-- Start of Data --
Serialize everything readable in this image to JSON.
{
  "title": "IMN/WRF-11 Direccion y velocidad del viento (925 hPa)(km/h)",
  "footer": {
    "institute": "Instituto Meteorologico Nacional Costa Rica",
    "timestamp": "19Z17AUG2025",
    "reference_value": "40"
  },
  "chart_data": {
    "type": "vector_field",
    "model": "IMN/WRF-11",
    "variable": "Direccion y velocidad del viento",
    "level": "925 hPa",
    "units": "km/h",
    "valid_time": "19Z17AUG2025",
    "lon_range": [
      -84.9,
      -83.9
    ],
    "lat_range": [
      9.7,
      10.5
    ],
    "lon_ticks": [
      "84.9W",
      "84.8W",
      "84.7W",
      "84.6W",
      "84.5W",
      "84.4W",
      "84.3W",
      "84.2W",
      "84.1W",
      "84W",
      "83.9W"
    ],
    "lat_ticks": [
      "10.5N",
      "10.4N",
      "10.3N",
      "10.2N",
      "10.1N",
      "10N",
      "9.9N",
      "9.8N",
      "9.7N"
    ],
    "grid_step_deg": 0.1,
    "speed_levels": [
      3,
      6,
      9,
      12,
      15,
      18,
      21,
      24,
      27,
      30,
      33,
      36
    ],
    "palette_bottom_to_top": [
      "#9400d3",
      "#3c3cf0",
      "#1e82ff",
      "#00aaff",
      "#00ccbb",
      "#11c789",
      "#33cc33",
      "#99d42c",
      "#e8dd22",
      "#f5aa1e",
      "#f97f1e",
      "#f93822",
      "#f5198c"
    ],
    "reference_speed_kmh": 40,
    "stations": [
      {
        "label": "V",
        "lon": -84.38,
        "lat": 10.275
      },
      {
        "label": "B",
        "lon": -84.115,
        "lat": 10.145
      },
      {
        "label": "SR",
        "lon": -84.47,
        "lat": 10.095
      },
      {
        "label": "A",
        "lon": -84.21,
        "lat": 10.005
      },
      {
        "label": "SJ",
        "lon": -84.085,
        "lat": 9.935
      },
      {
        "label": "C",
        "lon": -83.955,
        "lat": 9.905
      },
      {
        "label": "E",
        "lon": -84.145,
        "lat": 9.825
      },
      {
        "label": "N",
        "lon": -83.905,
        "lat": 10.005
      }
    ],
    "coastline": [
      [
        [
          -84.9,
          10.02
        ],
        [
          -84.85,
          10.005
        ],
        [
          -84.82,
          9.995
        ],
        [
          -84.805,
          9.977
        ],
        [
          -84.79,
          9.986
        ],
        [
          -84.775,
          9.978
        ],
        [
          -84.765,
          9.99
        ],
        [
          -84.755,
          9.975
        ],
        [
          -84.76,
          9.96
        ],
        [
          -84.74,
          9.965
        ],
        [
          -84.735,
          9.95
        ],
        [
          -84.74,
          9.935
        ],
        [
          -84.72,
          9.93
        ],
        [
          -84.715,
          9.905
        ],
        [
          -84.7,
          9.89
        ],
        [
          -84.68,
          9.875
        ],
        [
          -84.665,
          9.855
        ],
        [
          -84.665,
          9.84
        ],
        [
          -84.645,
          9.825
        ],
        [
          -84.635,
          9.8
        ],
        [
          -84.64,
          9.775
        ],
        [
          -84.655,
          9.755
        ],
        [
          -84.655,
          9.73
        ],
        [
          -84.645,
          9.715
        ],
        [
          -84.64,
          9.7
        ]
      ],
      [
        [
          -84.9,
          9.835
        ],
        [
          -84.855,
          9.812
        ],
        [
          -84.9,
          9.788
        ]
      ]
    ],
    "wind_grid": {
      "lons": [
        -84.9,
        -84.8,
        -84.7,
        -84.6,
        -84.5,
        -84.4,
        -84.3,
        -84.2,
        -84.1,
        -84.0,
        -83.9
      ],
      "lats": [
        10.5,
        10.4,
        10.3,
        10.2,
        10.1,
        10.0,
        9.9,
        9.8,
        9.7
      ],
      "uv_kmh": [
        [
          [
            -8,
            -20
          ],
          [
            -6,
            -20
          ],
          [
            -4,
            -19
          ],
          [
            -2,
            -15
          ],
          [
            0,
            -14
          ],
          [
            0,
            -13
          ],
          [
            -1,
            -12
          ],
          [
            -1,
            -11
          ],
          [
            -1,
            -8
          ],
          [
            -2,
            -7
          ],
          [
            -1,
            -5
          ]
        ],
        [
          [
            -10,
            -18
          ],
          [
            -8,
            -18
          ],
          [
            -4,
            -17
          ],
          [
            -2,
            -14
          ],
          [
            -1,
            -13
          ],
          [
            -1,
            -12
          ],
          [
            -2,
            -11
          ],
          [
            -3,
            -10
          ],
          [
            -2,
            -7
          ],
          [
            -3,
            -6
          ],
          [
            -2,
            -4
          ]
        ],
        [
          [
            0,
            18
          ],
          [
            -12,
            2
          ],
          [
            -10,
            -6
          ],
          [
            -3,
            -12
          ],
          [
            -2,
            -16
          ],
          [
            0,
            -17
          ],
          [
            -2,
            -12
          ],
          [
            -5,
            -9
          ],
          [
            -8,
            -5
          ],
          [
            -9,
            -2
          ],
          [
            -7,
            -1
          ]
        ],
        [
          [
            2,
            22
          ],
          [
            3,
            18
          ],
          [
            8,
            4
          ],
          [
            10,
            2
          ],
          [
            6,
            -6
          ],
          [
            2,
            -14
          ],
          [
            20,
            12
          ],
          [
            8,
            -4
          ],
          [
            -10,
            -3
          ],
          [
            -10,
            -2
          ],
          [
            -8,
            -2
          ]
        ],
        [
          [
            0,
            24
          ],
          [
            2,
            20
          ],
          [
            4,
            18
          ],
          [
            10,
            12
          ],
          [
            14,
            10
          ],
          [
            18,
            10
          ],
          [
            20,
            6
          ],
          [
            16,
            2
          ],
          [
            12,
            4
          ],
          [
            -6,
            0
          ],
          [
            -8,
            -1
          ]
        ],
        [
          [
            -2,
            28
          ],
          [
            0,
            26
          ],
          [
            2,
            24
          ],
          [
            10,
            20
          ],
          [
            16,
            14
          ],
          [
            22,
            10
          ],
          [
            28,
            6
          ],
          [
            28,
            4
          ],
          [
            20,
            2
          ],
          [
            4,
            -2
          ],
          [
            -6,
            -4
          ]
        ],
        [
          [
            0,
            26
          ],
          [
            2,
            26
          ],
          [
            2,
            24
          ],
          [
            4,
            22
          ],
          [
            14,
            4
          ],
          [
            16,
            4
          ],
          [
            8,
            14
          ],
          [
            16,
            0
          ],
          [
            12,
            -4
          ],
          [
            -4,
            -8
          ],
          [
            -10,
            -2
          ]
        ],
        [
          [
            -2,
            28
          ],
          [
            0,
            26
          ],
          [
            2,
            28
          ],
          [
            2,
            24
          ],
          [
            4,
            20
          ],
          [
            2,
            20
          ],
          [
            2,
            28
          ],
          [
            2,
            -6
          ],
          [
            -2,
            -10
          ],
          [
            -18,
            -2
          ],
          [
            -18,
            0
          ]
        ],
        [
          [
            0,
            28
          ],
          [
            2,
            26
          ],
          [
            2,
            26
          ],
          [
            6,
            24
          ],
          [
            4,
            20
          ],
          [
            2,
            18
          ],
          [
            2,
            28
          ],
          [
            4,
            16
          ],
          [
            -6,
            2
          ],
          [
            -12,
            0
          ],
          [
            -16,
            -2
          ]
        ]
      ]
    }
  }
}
-- End of Data --
What the task asks
Print the records above exactly as they appear.

Task response
Serialize everything readable in this image to JSON.
{
  "title": "IMN/WRF-11 Direccion y velocidad del viento (925 hPa)(km/h)",
  "footer": {
    "institute": "Instituto Meteorologico Nacional Costa Rica",
    "timestamp": "19Z17AUG2025",
    "reference_value": "40"
  },
  "chart_data": {
    "type": "vector_field",
    "model": "IMN/WRF-11",
    "variable": "Direccion y velocidad del viento",
    "level": "925 hPa",
    "units": "km/h",
    "valid_time": "19Z17AUG2025",
    "lon_range": [
      -84.9,
      -83.9
    ],
    "lat_range": [
      9.7,
      10.5
    ],
    "lon_ticks": [
      "84.9W",
      "84.8W",
      "84.7W",
      "84.6W",
      "84.5W",
      "84.4W",
      "84.3W",
      "84.2W",
      "84.1W",
      "84W",
      "83.9W"
    ],
    "lat_ticks": [
      "10.5N",
      "10.4N",
      "10.3N",
      "10.2N",
      "10.1N",
      "10N",
      "9.9N",
      "9.8N",
      "9.7N"
    ],
    "grid_step_deg": 0.1,
    "speed_levels": [
      3,
      6,
      9,
      12,
      15,
      18,
      21,
      24,
      27,
      30,
      33,
      36
    ],
    "palette_bottom_to_top": [
      "#9400d3",
      "#3c3cf0",
      "#1e82ff",
      "#00aaff",
      "#00ccbb",
      "#11c789",
      "#33cc33",
      "#99d42c",
      "#e8dd22",
      "#f5aa1e",
      "#f97f1e",
      "#f93822",
      "#f5198c"
    ],
    "reference_speed_kmh": 40,
    "stations": [
      {
        "label": "V",
        "lon": -84.38,
        "lat": 10.275
      },
      {
        "label": "B",
        "lon": -84.115,
        "lat": 10.145
      },
      {
        "label": "SR",
        "lon": -84.47,
        "lat": 10.095
      },
      {
        "label": "A",
        "lon": -84.21,
        "lat": 10.005
      },
      {
        "label": "SJ",
        "lon": -84.085,
        "lat": 9.935
      },
      {
        "label": "C",
        "lon": -83.955,
        "lat": 9.905
      },
      {
        "label": "E",
        "lon": -84.145,
        "lat": 9.825
      },
      {
        "label": "N",
        "lon": -83.905,
        "lat": 10.005
      }
    ],
    "coastline": [
      [
        [
          -84.9,
          10.02
        ],
        [
          -84.85,
          10.005
        ],
        [
          -84.82,
          9.995
        ],
        [
          -84.805,
          9.977
        ],
        [
          -84.79,
          9.986
        ],
        [
          -84.775,
          9.978
        ],
        [
          -84.765,
          9.99
        ],
        [
          -84.755,
          9.975
        ],
        [
          -84.76,
          9.96
        ],
        [
          -84.74,
          9.965
        ],
        [
          -84.735,
          9.95
        ],
        [
          -84.74,
          9.935
        ],
        [
          -84.72,
          9.93
        ],
        [
          -84.715,
          9.905
        ],
        [
          -84.7,
          9.89
        ],
        [
          -84.68,
          9.875
        ],
        [
          -84.665,
          9.855
        ],
        [
          -84.665,
          9.84
        ],
        [
          -84.645,
          9.825
        ],
        [
          -84.635,
          9.8
        ],
        [
          -84.64,
          9.775
        ],
        [
          -84.655,
          9.755
        ],
        [
          -84.655,
          9.73
        ],
        [
          -84.645,
          9.715
        ],
        [
          -84.64,
          9.7
        ]
      ],
      [
        [
          -84.9,
          9.835
        ],
        [
          -84.855,
          9.812
        ],
        [
          -84.9,
          9.788
        ]
      ]
    ],
    "wind_grid": {
      "lons": [
        -84.9,
        -84.8,
        -84.7,
        -84.6,
        -84.5,
        -84.4,
        -84.3,
        -84.2,
        -84.1,
        -84.0,
        -83.9
      ],
      "lats": [
        10.5,
        10.4,
        10.3,
        10.2,
        10.1,
        10.0,
        9.9,
        9.8,
        9.7
      ],
      "uv_kmh": [
        [
          [
            -8,
            -20
          ],
          [
            -6,
            -20
          ],
          [
            -4,
            -19
          ],
          [
            -2,
            -15
          ],
          [
            0,
            -14
          ],
          [
            0,
            -13
          ],
          [
            -1,
            -12
          ],
          [
            -1,
            -11
          ],
          [
            -1,
            -8
          ],
          [
            -2,
            -7
          ],
          [
            -1,
            -5
          ]
        ],
        [
          [
            -10,
            -18
          ],
          [
            -8,
            -18
          ],
          [
            -4,
            -17
          ],
          [
            -2,
            -14
          ],
          [
            -1,
            -13
          ],
          [
            -1,
            -12
          ],
          [
            -2,
            -11
          ],
          [
            -3,
            -10
          ],
          [
            -2,
            -7
          ],
          [
            -3,
            -6
          ],
          [
            -2,
            -4
          ]
        ],
        [
          [
            0,
            18
          ],
          [
            -12,
            2
          ],
          [
            -10,
            -6
          ],
          [
            -3,
            -12
          ],
          [
            -2,
            -16
          ],
          [
            0,
            -17
          ],
          [
            -2,
            -12
          ],
          [
            -5,
            -9
          ],
          [
            -8,
            -5
          ],
          [
            -9,
            -2
          ],
          [
            -7,
            -1
          ]
        ],
        [
          [
            2,
            22
          ],
          [
            3,
            18
          ],
          [
            8,
            4
          ],
          [
            10,
            2
          ],
          [
            6,
            -6
          ],
          [
            2,
            -14
          ],
          [
            20,
            12
          ],
          [
            8,
            -4
          ],
          [
            -10,
            -3
          ],
          [
            -10,
            -2
          ],
          [
            -8,
            -2
          ]
        ],
        [
          [
            0,
            24
          ],
          [
            2,
            20
          ],
          [
            4,
            18
          ],
          [
            10,
            12
          ],
          [
            14,
            10
          ],
          [
            18,
            10
          ],
          [
            20,
            6
          ],
          [
            16,
            2
          ],
          [
            12,
            4
          ],
          [
            -6,
            0
          ],
          [
            -8,
            -1
          ]
        ],
        [
          [
            -2,
            28
          ],
          [
            0,
            26
          ],
          [
            2,
            24
          ],
          [
            10,
            20
          ],
          [
            16,
            14
          ],
          [
            22,
            10
          ],
          [
            28,
            6
          ],
          [
            28,
            4
          ],
          [
            20,
            2
          ],
          [
            4,
            -2
          ],
          [
            -6,
            -4
          ]
        ],
        [
          [
            0,
            26
          ],
          [
            2,
            26
          ],
          [
            2,
            24
          ],
          [
            4,
            22
          ],
          [
            14,
            4
          ],
          [
            16,
            4
          ],
          [
            8,
            14
          ],
          [
            16,
            0
          ],
          [
            12,
            -4
          ],
          [
            -4,
            -8
          ],
          [
            -10,
            -2
          ]
        ],
        [
          [
            -2,
            28
          ],
          [
            0,
            26
          ],
          [
            2,
            28
          ],
          [
            2,
            24
          ],
          [
            4,
            20
          ],
          [
            2,
            20
          ],
          [
            2,
            28
          ],
          [
            2,
            -6
          ],
          [
            -2,
            -10
          ],
          [
            -18,
            -2
          ],
          [
            -18,
            0
          ]
        ],
        [
          [
            0,
            28
          ],
          [
            2,
            26
          ],
          [
            2,
            26
          ],
          [
            6,
            24
          ],
          [
            4,
            20
          ],
          [
            2,
            18
          ],
          [
            2,
            28
          ],
          [
            4,
            16
          ],
          [
            -6,
            2
          ],
          [
            -12,
            0
          ],
          [
            -16,
            -2
          ]
        ]
      ]
    }
  }
}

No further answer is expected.